» **Exercise task**: Copy out every entry below word for word, omitting the pictures.

» **Layout region entries**:

- - -

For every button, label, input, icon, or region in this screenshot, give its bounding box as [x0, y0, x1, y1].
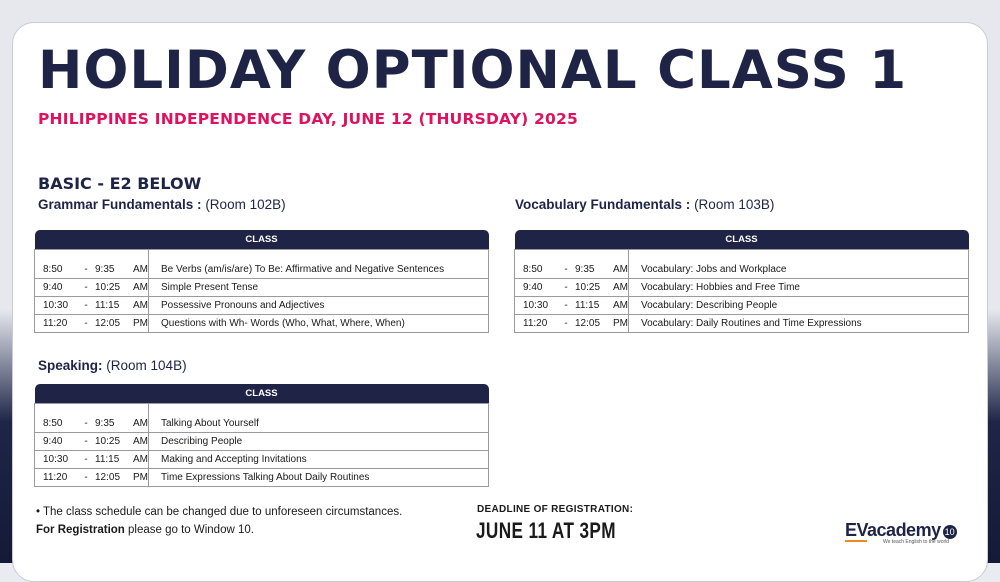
table-row [35, 297, 489, 315]
time-separator: - [84, 418, 88, 429]
logo-badge-icon: 10 [944, 526, 955, 537]
end-time: 12:05 [95, 318, 121, 329]
start-time: 9:40 [43, 436, 63, 447]
end-time: 10:25 [575, 282, 601, 293]
start-time: 10:30 [43, 300, 69, 311]
speaking-table [34, 384, 489, 487]
table-row [35, 404, 489, 433]
start-time: 9:40 [523, 282, 543, 293]
time-separator: - [84, 318, 88, 329]
end-time: 11:15 [95, 454, 120, 465]
am-pm: PM [133, 472, 148, 483]
am-pm: PM [613, 318, 628, 329]
end-time: 12:05 [575, 318, 601, 329]
time-cell [515, 315, 629, 333]
class-title: Making and Accepting Invitations [149, 451, 489, 469]
start-time: 8:50 [43, 418, 63, 429]
class-title: Possessive Pronouns and Adjectives [149, 297, 489, 315]
vocabulary-room: (Room 103B) [694, 197, 775, 212]
am-pm: AM [133, 436, 148, 447]
vocabulary-section-label [515, 197, 774, 212]
time-cell [515, 250, 629, 279]
class-title: Vocabulary: Daily Routines and Time Expressions [629, 315, 969, 333]
start-time: 11:20 [43, 472, 68, 483]
table-row [35, 469, 489, 487]
class-title: Questions with Wh- Words (Who, What, Where, When) [149, 315, 489, 333]
grammar-table [34, 230, 489, 333]
logo-wordmark: EVacademy [845, 520, 941, 540]
speaking-name: Speaking: [38, 358, 103, 373]
time-separator: - [84, 264, 88, 275]
end-time: 10:25 [95, 436, 121, 447]
grammar-section-label [38, 197, 286, 212]
time-separator: - [84, 454, 88, 465]
time-separator: - [84, 436, 88, 447]
grammar-name: Grammar Fundamentals : [38, 197, 202, 212]
class-title: Talking About Yourself [149, 404, 489, 433]
am-pm: PM [133, 318, 148, 329]
grammar-table-header: CLASS [35, 230, 489, 250]
am-pm: AM [133, 418, 148, 429]
end-time: 10:25 [95, 282, 121, 293]
am-pm: AM [133, 454, 148, 465]
start-time: 8:50 [43, 264, 63, 275]
logo-tagline: We teach English to the world [883, 539, 950, 545]
registration-text: please go to Window 10. [124, 524, 254, 536]
speaking-rows [35, 404, 489, 487]
start-time: 8:50 [523, 264, 543, 275]
table-row [35, 451, 489, 469]
am-pm: AM [613, 264, 628, 275]
end-time: 11:15 [95, 300, 120, 311]
vocabulary-table [514, 230, 969, 333]
grammar-room: (Room 102B) [205, 197, 286, 212]
am-pm: AM [133, 300, 148, 311]
class-title: Vocabulary: Hobbies and Free Time [629, 279, 969, 297]
time-separator: - [564, 300, 568, 311]
time-separator: - [84, 300, 88, 311]
time-separator: - [564, 318, 568, 329]
end-time: 9:35 [95, 418, 115, 429]
end-time: 9:35 [575, 264, 595, 275]
grammar-rows [35, 250, 489, 333]
schedule-change-note: • The class schedule can be changed due to unforeseen circumstances. [36, 506, 403, 518]
am-pm: AM [133, 282, 148, 293]
time-cell [35, 279, 149, 297]
end-time: 12:05 [95, 472, 121, 483]
table-row [515, 297, 969, 315]
class-title: Simple Present Tense [149, 279, 489, 297]
class-title: Describing People [149, 433, 489, 451]
time-cell [35, 297, 149, 315]
am-pm: AM [613, 282, 628, 293]
start-time: 11:20 [523, 318, 548, 329]
table-row [515, 279, 969, 297]
class-title: Vocabulary: Describing People [629, 297, 969, 315]
vocabulary-name: Vocabulary Fundamentals : [515, 197, 691, 212]
start-time: 11:20 [43, 318, 68, 329]
class-title: Vocabulary: Jobs and Workplace [629, 250, 969, 279]
class-title: Be Verbs (am/is/are) To Be: Affirmative and Negative Sentences [149, 250, 489, 279]
speaking-room: (Room 104B) [106, 358, 187, 373]
time-cell [35, 469, 149, 487]
level-heading: BASIC - E2 BELOW [38, 174, 202, 193]
end-time: 9:35 [95, 264, 115, 275]
vocabulary-rows [515, 250, 969, 333]
page-title: HOLIDAY OPTIONAL CLASS 1 [38, 40, 908, 101]
start-time: 10:30 [523, 300, 549, 311]
table-row [515, 315, 969, 333]
speaking-table-header: CLASS [35, 384, 489, 404]
time-cell [35, 250, 149, 279]
page-subtitle: PHILIPPINES INDEPENDENCE DAY, JUNE 12 (THURSDAY) 2025 [38, 110, 578, 128]
time-separator: - [564, 282, 568, 293]
time-cell [35, 433, 149, 451]
time-separator: - [84, 282, 88, 293]
time-cell [35, 404, 149, 433]
am-pm: AM [133, 264, 148, 275]
start-time: 9:40 [43, 282, 63, 293]
table-row [515, 250, 969, 279]
table-row [35, 315, 489, 333]
time-separator: - [84, 472, 88, 483]
class-title: Time Expressions Talking About Daily Routines [149, 469, 489, 487]
time-cell [35, 315, 149, 333]
table-row [35, 433, 489, 451]
time-cell [35, 451, 149, 469]
time-cell [515, 297, 629, 315]
registration-note [36, 524, 254, 536]
table-row [35, 279, 489, 297]
ev-academy-logo [845, 520, 970, 550]
table-row [35, 250, 489, 279]
deadline-date: JUNE 11 AT 3PM [476, 518, 616, 543]
end-time: 11:15 [575, 300, 600, 311]
vocabulary-table-header: CLASS [515, 230, 969, 250]
registration-label: For Registration [36, 524, 125, 536]
am-pm: AM [613, 300, 628, 311]
start-time: 10:30 [43, 454, 69, 465]
deadline-label: DEADLINE OF REGISTRATION: [477, 504, 634, 515]
speaking-section-label [38, 358, 187, 373]
time-cell [515, 279, 629, 297]
time-separator: - [564, 264, 568, 275]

- - -

» **Solution for this exercise**:
For every button, label, input, icon, or region in this screenshot, give its bounding box as [x0, y0, x1, y1].
table-row [35, 297, 489, 315]
time-separator: - [84, 418, 88, 429]
logo-badge-icon: 10 [944, 526, 955, 537]
end-time: 12:05 [95, 318, 121, 329]
start-time: 9:40 [43, 436, 63, 447]
end-time: 10:25 [575, 282, 601, 293]
start-time: 10:30 [43, 300, 69, 311]
speaking-table [34, 384, 489, 487]
table-row [35, 404, 489, 433]
start-time: 9:40 [523, 282, 543, 293]
time-separator: - [84, 318, 88, 329]
end-time: 11:15 [95, 454, 120, 465]
am-pm: PM [133, 472, 148, 483]
am-pm: PM [613, 318, 628, 329]
end-time: 12:05 [575, 318, 601, 329]
time-cell [515, 315, 629, 333]
class-title: Making and Accepting Invitations [149, 451, 489, 469]
start-time: 8:50 [43, 418, 63, 429]
class-title: Possessive Pronouns and Adjectives [149, 297, 489, 315]
vocabulary-room: (Room 103B) [694, 197, 775, 212]
am-pm: AM [133, 436, 148, 447]
vocabulary-section-label [515, 197, 774, 212]
time-cell [515, 250, 629, 279]
class-title: Vocabulary: Daily Routines and Time Expressions [629, 315, 969, 333]
start-time: 11:20 [43, 472, 68, 483]
table-row [35, 469, 489, 487]
class-title: Questions with Wh- Words (Who, What, Where, When) [149, 315, 489, 333]
grammar-table [34, 230, 489, 333]
logo-wordmark: EVacademy [845, 520, 941, 540]
speaking-name: Speaking: [38, 358, 103, 373]
time-separator: - [84, 264, 88, 275]
end-time: 10:25 [95, 436, 121, 447]
grammar-section-label [38, 197, 286, 212]
time-separator: - [84, 454, 88, 465]
time-separator: - [84, 436, 88, 447]
grammar-name: Grammar Fundamentals : [38, 197, 202, 212]
class-title: Talking About Yourself [149, 404, 489, 433]
am-pm: PM [133, 318, 148, 329]
grammar-table-header: CLASS [35, 230, 489, 250]
am-pm: AM [133, 418, 148, 429]
end-time: 10:25 [95, 282, 121, 293]
am-pm: AM [133, 454, 148, 465]
start-time: 8:50 [43, 264, 63, 275]
logo-tagline: We teach English to the world [883, 539, 950, 545]
registration-text: please go to Window 10. [124, 524, 254, 536]
speaking-rows [35, 404, 489, 487]
start-time: 8:50 [523, 264, 543, 275]
table-row [35, 451, 489, 469]
am-pm: AM [613, 264, 628, 275]
end-time: 11:15 [95, 300, 120, 311]
vocabulary-table [514, 230, 969, 333]
grammar-room: (Room 102B) [205, 197, 286, 212]
am-pm: AM [133, 300, 148, 311]
class-title: Vocabulary: Hobbies and Free Time [629, 279, 969, 297]
time-separator: - [564, 300, 568, 311]
time-separator: - [84, 300, 88, 311]
time-separator: - [564, 318, 568, 329]
end-time: 9:35 [95, 418, 115, 429]
end-time: 9:35 [575, 264, 595, 275]
grammar-rows [35, 250, 489, 333]
schedule-change-note: • The class schedule can be changed due to unforeseen circumstances. [36, 506, 403, 518]
am-pm: AM [133, 282, 148, 293]
time-cell [35, 279, 149, 297]
end-time: 12:05 [95, 472, 121, 483]
table-row [515, 297, 969, 315]
class-title: Simple Present Tense [149, 279, 489, 297]
class-title: Describing People [149, 433, 489, 451]
time-cell [35, 297, 149, 315]
am-pm: AM [613, 282, 628, 293]
start-time: 11:20 [523, 318, 548, 329]
table-row [515, 279, 969, 297]
class-title: Vocabulary: Describing People [629, 297, 969, 315]
vocabulary-name: Vocabulary Fundamentals : [515, 197, 691, 212]
start-time: 11:20 [43, 318, 68, 329]
class-title: Vocabulary: Jobs and Workplace [629, 250, 969, 279]
class-title: Be Verbs (am/is/are) To Be: Affirmative and Negative Sentences [149, 250, 489, 279]
speaking-room: (Room 104B) [106, 358, 187, 373]
time-cell [35, 469, 149, 487]
level-heading: BASIC - E2 BELOW [38, 174, 202, 193]
end-time: 9:35 [95, 264, 115, 275]
vocabulary-rows [515, 250, 969, 333]
page-title: HOLIDAY OPTIONAL CLASS 1 [38, 40, 908, 101]
start-time: 10:30 [523, 300, 549, 311]
table-row [515, 315, 969, 333]
speaking-table-header: CLASS [35, 384, 489, 404]
time-cell [35, 250, 149, 279]
page-subtitle: PHILIPPINES INDEPENDENCE DAY, JUNE 12 (THURSDAY) 2025 [38, 110, 578, 128]
time-separator: - [564, 282, 568, 293]
time-cell [35, 433, 149, 451]
time-separator: - [84, 282, 88, 293]
time-cell [35, 404, 149, 433]
am-pm: AM [133, 264, 148, 275]
start-time: 9:40 [43, 282, 63, 293]
table-row [515, 250, 969, 279]
table-row [35, 315, 489, 333]
time-separator: - [84, 472, 88, 483]
class-title: Time Expressions Talking About Daily Routines [149, 469, 489, 487]
time-cell [35, 315, 149, 333]
table-row [35, 433, 489, 451]
time-cell [35, 451, 149, 469]
time-cell [515, 297, 629, 315]
registration-note [36, 524, 254, 536]
table-row [35, 279, 489, 297]
ev-academy-logo [845, 520, 970, 550]
table-row [35, 250, 489, 279]
deadline-date: JUNE 11 AT 3PM [476, 518, 616, 543]
end-time: 11:15 [575, 300, 600, 311]
vocabulary-table-header: CLASS [515, 230, 969, 250]
registration-label: For Registration [36, 524, 125, 536]
am-pm: AM [613, 300, 628, 311]
start-time: 10:30 [43, 454, 69, 465]
deadline-label: DEADLINE OF REGISTRATION: [477, 504, 634, 515]
speaking-section-label [38, 358, 187, 373]
time-cell [515, 279, 629, 297]
time-separator: - [564, 264, 568, 275]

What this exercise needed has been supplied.